Exercise description: Rewrite the part that opens with the line containing "Output each element" and closes with the line containing "x-tick-label: 420 (445, 449, 459, 472)", swapping "peak-dot" for "peak-marker" and leaving everything else untouched.

(Element boundary rows)
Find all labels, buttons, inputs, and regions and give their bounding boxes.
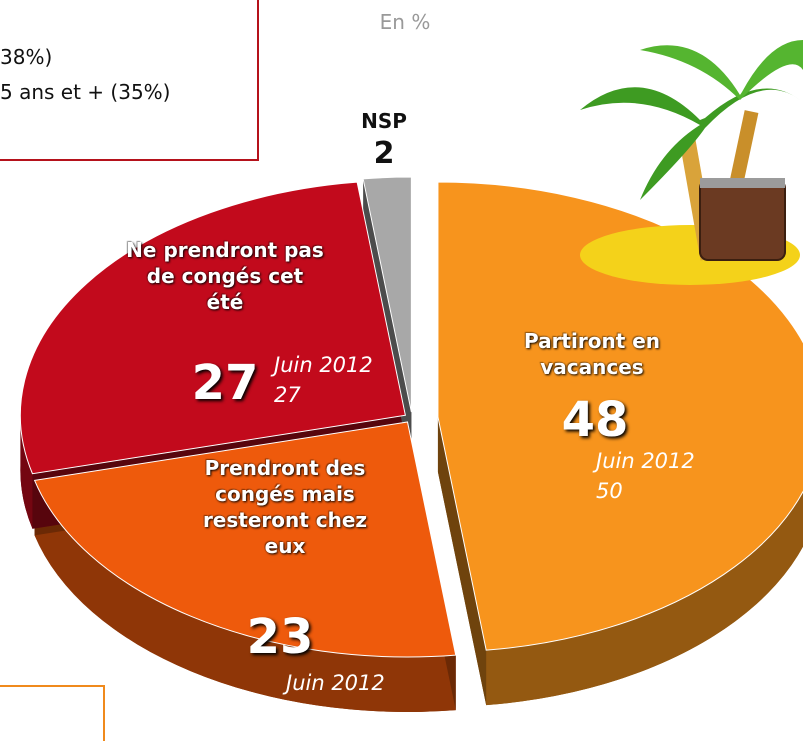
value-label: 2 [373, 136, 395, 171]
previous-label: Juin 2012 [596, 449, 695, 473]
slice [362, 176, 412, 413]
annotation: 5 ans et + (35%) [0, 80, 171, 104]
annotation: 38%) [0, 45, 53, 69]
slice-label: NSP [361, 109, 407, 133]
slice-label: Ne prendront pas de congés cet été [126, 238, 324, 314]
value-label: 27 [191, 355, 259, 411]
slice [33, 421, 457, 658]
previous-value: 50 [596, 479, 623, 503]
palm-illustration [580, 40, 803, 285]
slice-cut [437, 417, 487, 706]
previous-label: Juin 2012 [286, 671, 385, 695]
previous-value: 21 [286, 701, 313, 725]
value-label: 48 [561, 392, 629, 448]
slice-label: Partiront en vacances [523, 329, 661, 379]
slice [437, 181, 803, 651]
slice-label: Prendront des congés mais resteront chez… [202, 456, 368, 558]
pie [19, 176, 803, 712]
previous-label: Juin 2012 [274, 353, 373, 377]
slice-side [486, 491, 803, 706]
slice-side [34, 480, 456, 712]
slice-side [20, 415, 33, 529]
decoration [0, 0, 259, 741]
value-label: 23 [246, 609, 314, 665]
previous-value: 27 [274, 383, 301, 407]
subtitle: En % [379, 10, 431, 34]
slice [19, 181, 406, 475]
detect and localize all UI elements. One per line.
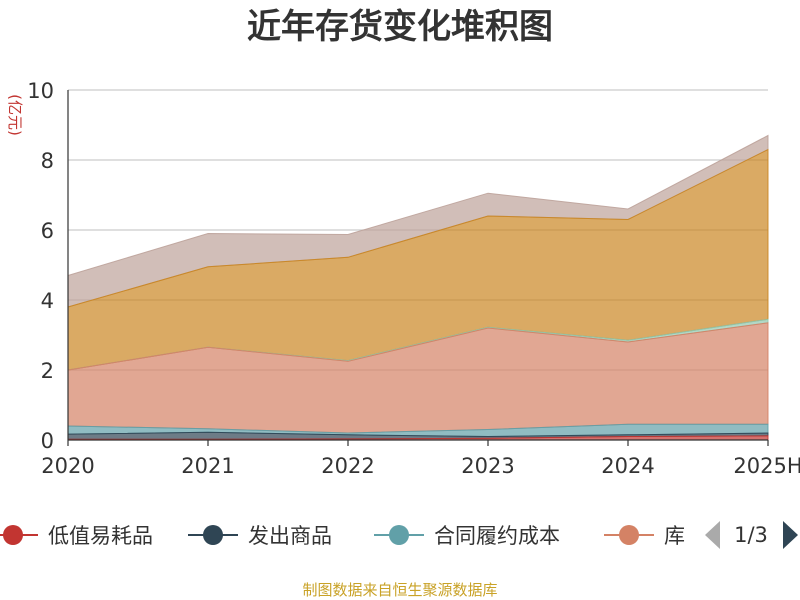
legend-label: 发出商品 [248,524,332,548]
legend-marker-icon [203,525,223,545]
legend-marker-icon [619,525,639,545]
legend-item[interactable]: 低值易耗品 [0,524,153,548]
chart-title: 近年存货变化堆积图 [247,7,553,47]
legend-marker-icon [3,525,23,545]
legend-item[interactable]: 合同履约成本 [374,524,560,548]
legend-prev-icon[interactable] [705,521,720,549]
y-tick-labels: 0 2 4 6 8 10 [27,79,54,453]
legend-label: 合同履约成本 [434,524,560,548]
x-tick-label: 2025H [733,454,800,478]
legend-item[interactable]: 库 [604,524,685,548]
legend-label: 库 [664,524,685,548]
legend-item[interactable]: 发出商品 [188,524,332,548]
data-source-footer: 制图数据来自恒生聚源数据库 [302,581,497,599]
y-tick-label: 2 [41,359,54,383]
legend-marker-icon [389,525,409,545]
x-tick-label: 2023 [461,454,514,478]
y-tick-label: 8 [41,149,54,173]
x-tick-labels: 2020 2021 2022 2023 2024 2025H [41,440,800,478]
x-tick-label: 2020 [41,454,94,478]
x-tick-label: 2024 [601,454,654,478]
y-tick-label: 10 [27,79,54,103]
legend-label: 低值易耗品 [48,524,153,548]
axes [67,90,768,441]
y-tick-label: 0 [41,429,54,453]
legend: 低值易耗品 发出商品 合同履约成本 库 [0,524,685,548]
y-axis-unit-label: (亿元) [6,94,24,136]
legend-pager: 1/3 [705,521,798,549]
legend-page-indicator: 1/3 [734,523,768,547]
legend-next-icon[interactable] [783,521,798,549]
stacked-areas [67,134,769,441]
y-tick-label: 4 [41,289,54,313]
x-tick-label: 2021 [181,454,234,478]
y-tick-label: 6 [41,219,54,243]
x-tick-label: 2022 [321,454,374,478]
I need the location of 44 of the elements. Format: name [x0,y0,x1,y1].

---

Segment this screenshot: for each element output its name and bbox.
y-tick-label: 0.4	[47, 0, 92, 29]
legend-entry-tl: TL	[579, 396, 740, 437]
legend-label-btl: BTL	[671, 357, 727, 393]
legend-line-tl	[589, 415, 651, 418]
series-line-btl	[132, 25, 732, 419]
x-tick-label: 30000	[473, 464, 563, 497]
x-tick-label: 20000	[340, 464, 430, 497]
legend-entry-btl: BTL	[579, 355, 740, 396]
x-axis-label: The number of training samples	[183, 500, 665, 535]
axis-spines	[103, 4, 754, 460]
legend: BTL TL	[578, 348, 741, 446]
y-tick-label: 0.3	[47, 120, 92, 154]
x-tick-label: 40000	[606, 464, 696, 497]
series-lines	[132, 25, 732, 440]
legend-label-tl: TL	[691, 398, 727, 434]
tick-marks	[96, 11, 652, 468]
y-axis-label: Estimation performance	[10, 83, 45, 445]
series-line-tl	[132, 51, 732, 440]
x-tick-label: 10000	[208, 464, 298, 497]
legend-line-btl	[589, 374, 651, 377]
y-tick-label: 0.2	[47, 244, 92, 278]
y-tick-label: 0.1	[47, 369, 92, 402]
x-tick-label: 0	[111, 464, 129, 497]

* * *

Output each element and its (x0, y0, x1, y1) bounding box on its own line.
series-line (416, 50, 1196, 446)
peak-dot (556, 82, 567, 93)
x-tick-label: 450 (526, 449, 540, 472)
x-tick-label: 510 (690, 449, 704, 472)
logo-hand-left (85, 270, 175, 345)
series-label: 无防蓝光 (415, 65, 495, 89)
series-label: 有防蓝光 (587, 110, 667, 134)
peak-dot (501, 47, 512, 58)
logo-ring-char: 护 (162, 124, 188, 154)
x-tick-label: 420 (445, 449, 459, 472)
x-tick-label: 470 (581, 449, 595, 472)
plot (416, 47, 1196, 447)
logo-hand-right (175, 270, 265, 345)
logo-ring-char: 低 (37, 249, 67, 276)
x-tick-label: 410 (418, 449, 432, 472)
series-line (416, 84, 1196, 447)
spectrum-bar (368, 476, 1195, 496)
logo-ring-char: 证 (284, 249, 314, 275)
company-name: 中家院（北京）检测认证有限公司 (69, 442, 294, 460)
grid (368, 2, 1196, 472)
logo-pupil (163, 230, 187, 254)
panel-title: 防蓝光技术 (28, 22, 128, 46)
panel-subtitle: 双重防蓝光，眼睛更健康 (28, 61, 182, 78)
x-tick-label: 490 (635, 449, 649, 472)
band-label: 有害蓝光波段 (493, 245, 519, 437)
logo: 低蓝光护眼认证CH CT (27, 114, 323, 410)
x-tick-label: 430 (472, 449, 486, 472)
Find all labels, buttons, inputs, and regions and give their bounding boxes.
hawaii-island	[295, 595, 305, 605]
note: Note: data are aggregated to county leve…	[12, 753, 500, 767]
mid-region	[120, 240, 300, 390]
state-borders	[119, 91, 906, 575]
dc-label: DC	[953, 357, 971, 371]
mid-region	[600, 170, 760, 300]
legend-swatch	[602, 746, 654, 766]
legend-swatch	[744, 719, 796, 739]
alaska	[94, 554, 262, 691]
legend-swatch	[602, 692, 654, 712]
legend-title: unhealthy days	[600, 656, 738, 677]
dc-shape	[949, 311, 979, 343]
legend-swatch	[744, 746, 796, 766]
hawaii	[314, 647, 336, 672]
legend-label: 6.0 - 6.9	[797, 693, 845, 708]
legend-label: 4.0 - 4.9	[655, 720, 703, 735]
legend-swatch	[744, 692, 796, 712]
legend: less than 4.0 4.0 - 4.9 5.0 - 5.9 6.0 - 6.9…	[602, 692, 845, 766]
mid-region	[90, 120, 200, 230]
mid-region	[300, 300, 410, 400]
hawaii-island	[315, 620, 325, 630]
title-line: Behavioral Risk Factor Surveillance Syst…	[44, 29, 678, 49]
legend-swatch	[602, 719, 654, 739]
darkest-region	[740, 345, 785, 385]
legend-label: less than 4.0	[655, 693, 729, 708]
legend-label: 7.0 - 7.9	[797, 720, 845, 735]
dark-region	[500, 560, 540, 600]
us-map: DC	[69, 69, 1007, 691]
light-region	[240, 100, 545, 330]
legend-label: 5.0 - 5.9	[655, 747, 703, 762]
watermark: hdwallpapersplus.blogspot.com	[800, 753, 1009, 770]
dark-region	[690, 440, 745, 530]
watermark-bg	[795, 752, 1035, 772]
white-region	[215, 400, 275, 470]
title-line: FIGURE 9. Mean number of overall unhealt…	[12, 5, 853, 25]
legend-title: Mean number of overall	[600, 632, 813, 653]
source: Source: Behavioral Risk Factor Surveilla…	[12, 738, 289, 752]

Exercise result:
Output each element and its (x0, y0, x1, y1) bounding box on its own line.
series-line (416, 50, 1196, 446)
peak-marker (556, 82, 567, 93)
x-tick-label: 450 (526, 449, 540, 472)
x-tick-label: 510 (690, 449, 704, 472)
logo-hand-left (85, 270, 175, 345)
series-label: 无防蓝光 (415, 65, 495, 89)
series-label: 有防蓝光 (587, 110, 667, 134)
peak-marker (501, 47, 512, 58)
logo-ring-char: 护 (162, 124, 188, 154)
x-tick-label: 420 (445, 449, 459, 472)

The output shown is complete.